* begin *
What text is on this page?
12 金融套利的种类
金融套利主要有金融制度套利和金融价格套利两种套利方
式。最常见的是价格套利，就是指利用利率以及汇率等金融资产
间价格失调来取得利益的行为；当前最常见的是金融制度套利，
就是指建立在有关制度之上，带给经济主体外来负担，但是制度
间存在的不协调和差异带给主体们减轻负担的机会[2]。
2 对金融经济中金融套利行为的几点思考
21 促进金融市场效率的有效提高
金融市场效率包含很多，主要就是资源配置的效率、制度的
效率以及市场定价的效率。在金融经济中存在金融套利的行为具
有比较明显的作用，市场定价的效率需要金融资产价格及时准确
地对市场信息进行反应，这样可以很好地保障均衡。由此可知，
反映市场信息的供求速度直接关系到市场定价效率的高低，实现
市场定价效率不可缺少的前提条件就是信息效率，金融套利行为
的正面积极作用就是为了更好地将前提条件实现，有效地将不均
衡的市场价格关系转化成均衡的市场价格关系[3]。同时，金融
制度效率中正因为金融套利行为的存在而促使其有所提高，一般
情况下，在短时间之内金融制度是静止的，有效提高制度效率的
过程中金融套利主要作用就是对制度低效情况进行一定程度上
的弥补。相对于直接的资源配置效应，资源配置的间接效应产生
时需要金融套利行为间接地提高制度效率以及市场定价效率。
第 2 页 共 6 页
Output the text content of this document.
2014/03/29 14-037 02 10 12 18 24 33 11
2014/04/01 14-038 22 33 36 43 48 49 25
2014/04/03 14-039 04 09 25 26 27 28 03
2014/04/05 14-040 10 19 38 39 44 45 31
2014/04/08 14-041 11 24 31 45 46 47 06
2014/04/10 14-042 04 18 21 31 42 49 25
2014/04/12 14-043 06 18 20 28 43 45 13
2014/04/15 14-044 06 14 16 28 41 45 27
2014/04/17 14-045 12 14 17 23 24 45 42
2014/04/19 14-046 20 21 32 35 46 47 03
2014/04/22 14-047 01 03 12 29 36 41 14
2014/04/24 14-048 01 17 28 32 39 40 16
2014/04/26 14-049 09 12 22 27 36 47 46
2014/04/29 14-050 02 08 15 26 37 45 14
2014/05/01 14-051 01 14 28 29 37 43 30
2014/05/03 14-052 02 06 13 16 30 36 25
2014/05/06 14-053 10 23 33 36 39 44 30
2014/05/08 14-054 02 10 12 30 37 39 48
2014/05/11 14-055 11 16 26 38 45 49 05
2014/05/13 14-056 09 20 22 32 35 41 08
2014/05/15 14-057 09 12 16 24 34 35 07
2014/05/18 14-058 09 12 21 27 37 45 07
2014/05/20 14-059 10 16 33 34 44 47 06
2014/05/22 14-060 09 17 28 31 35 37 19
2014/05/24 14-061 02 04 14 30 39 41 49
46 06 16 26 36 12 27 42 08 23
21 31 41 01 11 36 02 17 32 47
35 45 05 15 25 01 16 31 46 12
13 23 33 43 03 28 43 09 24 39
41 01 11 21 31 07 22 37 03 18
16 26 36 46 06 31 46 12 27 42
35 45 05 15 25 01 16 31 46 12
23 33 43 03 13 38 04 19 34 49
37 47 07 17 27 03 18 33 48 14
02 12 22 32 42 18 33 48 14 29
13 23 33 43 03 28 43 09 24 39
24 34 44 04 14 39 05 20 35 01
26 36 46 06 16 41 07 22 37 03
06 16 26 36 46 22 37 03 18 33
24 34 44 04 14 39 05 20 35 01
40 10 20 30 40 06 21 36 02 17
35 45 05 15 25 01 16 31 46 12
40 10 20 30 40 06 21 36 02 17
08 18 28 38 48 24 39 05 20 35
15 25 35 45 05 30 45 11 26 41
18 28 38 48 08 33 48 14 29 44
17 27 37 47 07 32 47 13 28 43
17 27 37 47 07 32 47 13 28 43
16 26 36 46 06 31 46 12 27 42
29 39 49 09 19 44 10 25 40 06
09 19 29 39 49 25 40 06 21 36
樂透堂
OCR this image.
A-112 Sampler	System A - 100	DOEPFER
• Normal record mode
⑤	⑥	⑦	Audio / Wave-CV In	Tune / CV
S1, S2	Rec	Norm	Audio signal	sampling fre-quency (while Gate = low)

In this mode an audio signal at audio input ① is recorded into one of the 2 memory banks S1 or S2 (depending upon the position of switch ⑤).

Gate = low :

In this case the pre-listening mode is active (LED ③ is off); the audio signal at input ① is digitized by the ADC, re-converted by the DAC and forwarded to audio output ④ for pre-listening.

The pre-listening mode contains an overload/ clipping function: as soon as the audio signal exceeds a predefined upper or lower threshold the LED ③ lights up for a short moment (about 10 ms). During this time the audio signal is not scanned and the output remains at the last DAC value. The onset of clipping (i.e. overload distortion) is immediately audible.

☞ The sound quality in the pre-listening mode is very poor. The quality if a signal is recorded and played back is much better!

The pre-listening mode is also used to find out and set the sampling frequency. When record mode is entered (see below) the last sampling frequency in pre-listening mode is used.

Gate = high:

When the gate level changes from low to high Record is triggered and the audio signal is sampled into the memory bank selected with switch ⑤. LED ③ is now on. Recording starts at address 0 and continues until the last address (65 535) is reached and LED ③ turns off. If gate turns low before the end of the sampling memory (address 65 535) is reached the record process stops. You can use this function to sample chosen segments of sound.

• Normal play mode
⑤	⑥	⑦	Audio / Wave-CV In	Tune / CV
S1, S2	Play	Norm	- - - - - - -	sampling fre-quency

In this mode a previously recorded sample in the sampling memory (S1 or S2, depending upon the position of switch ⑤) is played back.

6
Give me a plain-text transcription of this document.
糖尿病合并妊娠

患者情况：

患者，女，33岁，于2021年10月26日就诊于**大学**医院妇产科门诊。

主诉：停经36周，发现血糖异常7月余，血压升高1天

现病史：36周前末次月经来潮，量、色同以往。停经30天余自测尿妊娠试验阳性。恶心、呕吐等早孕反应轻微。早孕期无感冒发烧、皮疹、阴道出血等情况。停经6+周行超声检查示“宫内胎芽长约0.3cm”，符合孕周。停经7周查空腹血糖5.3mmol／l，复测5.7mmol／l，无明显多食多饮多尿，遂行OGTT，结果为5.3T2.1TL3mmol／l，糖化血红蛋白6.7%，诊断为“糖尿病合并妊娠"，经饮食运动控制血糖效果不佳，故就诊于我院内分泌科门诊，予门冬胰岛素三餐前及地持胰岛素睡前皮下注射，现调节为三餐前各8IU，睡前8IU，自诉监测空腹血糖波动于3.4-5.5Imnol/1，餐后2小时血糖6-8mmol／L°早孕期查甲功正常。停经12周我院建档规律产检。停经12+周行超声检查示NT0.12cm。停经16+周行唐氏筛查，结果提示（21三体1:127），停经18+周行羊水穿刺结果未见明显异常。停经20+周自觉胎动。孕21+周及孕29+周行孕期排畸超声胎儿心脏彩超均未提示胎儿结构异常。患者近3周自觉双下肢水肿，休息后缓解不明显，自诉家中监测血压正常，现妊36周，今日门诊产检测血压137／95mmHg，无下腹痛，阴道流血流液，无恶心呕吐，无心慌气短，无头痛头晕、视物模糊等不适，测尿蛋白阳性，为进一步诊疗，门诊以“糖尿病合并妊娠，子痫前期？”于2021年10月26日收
* end *
→ **TASK TO CARRY OUT**: Where a line holds "depending", copy that line.

→ **CORRECT ANSWER**:
In this mode an audio signal at audio input ① is recorded into one of the 2 memory banks S1 or S2 (depending upon the position of switch ⑤).
In this mode a previously recorded sample in the sampling memory (S1 or S2, depending upon the position of switch ⑤) is played back.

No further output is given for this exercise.